§ **Given task**: Repeat each record exactly as written, and drop any images.

§ **Dataset content**:
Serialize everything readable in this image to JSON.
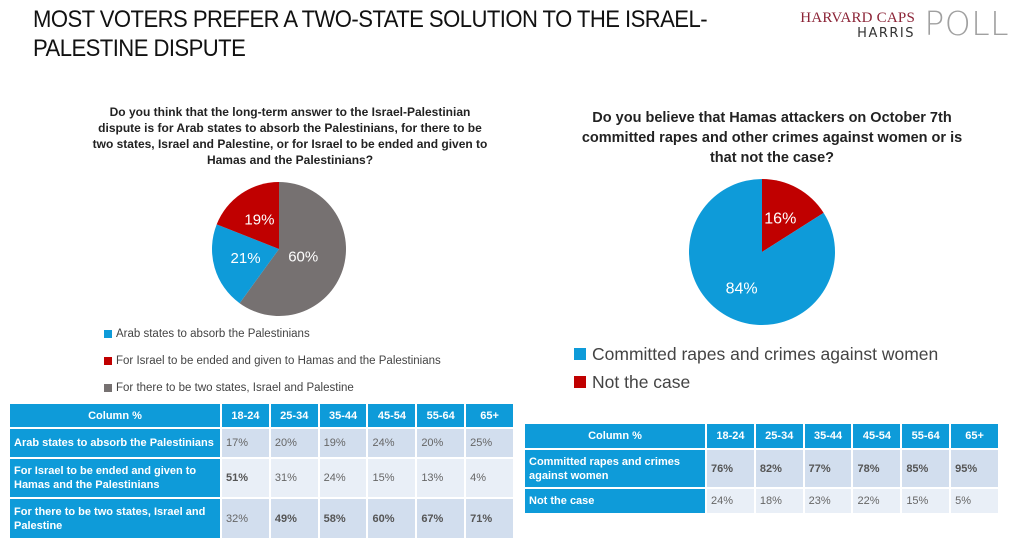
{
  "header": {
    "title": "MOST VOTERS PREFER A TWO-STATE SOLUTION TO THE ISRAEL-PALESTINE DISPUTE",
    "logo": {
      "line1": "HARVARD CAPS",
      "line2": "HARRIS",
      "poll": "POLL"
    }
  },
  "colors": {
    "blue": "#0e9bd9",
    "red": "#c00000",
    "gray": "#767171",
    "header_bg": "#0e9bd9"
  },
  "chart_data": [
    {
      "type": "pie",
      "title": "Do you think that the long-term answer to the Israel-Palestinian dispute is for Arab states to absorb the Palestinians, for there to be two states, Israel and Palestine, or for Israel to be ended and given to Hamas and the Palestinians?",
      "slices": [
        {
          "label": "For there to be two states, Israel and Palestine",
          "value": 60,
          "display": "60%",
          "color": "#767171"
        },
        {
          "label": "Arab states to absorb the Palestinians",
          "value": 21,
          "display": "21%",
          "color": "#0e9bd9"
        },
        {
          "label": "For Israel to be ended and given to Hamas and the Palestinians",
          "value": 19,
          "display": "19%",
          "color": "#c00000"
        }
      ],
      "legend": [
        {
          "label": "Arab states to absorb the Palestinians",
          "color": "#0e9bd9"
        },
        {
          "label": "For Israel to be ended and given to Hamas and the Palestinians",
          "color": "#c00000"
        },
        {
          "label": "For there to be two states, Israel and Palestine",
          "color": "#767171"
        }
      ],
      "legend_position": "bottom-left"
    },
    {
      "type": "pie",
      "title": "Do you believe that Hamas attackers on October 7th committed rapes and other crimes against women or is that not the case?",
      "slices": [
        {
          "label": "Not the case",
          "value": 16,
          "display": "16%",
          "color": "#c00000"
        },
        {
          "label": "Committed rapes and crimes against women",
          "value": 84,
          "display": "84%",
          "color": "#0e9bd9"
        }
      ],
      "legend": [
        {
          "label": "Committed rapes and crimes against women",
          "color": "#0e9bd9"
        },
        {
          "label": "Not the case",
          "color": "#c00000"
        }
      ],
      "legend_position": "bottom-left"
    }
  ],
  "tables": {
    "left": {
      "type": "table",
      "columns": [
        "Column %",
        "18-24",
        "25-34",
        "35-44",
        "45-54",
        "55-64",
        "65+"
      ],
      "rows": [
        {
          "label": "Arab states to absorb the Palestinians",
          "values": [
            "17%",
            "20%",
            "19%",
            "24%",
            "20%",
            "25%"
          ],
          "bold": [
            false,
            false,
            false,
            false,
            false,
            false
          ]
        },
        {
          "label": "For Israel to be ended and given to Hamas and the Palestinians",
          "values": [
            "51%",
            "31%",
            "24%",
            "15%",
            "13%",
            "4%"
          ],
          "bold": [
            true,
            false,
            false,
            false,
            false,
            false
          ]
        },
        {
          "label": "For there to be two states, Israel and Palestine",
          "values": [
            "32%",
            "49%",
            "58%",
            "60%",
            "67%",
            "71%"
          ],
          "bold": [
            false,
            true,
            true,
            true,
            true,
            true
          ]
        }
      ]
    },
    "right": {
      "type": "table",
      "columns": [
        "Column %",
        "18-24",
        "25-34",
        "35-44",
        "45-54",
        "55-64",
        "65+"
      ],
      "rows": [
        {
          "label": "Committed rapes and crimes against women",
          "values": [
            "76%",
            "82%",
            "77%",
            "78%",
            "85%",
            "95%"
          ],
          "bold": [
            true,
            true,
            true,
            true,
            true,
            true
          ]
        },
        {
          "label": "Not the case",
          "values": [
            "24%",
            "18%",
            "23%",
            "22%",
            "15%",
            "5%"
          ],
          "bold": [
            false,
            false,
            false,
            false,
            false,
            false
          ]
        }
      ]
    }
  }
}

§ **Result**:
Serialize everything readable in this image to JSON.
{
  "header": {
    "title": "MOST VOTERS PREFER A TWO-STATE SOLUTION TO THE ISRAEL-PALESTINE DISPUTE",
    "logo": {
      "line1": "HARVARD CAPS",
      "line2": "HARRIS",
      "poll": "POLL"
    }
  },
  "colors": {
    "blue": "#0e9bd9",
    "red": "#c00000",
    "gray": "#767171",
    "header_bg": "#0e9bd9"
  },
  "chart_data": [
    {
      "type": "pie",
      "title": "Do you think that the long-term answer to the Israel-Palestinian dispute is for Arab states to absorb the Palestinians, for there to be two states, Israel and Palestine, or for Israel to be ended and given to Hamas and the Palestinians?",
      "slices": [
        {
          "label": "For there to be two states, Israel and Palestine",
          "value": 60,
          "display": "60%",
          "color": "#767171"
        },
        {
          "label": "Arab states to absorb the Palestinians",
          "value": 21,
          "display": "21%",
          "color": "#0e9bd9"
        },
        {
          "label": "For Israel to be ended and given to Hamas and the Palestinians",
          "value": 19,
          "display": "19%",
          "color": "#c00000"
        }
      ],
      "legend": [
        {
          "label": "Arab states to absorb the Palestinians",
          "color": "#0e9bd9"
        },
        {
          "label": "For Israel to be ended and given to Hamas and the Palestinians",
          "color": "#c00000"
        },
        {
          "label": "For there to be two states, Israel and Palestine",
          "color": "#767171"
        }
      ],
      "legend_position": "bottom-left"
    },
    {
      "type": "pie",
      "title": "Do you believe that Hamas attackers on October 7th committed rapes and other crimes against women or is that not the case?",
      "slices": [
        {
          "label": "Not the case",
          "value": 16,
          "display": "16%",
          "color": "#c00000"
        },
        {
          "label": "Committed rapes and crimes against women",
          "value": 84,
          "display": "84%",
          "color": "#0e9bd9"
        }
      ],
      "legend": [
        {
          "label": "Committed rapes and crimes against women",
          "color": "#0e9bd9"
        },
        {
          "label": "Not the case",
          "color": "#c00000"
        }
      ],
      "legend_position": "bottom-left"
    }
  ],
  "tables": {
    "left": {
      "type": "table",
      "columns": [
        "Column %",
        "18-24",
        "25-34",
        "35-44",
        "45-54",
        "55-64",
        "65+"
      ],
      "rows": [
        {
          "label": "Arab states to absorb the Palestinians",
          "values": [
            "17%",
            "20%",
            "19%",
            "24%",
            "20%",
            "25%"
          ],
          "bold": [
            false,
            false,
            false,
            false,
            false,
            false
          ]
        },
        {
          "label": "For Israel to be ended and given to Hamas and the Palestinians",
          "values": [
            "51%",
            "31%",
            "24%",
            "15%",
            "13%",
            "4%"
          ],
          "bold": [
            true,
            false,
            false,
            false,
            false,
            false
          ]
        },
        {
          "label": "For there to be two states, Israel and Palestine",
          "values": [
            "32%",
            "49%",
            "58%",
            "60%",
            "67%",
            "71%"
          ],
          "bold": [
            false,
            true,
            true,
            true,
            true,
            true
          ]
        }
      ]
    },
    "right": {
      "type": "table",
      "columns": [
        "Column %",
        "18-24",
        "25-34",
        "35-44",
        "45-54",
        "55-64",
        "65+"
      ],
      "rows": [
        {
          "label": "Committed rapes and crimes against women",
          "values": [
            "76%",
            "82%",
            "77%",
            "78%",
            "85%",
            "95%"
          ],
          "bold": [
            true,
            true,
            true,
            true,
            true,
            true
          ]
        },
        {
          "label": "Not the case",
          "values": [
            "24%",
            "18%",
            "23%",
            "22%",
            "15%",
            "5%"
          ],
          "bold": [
            false,
            false,
            false,
            false,
            false,
            false
          ]
        }
      ]
    }
  }
}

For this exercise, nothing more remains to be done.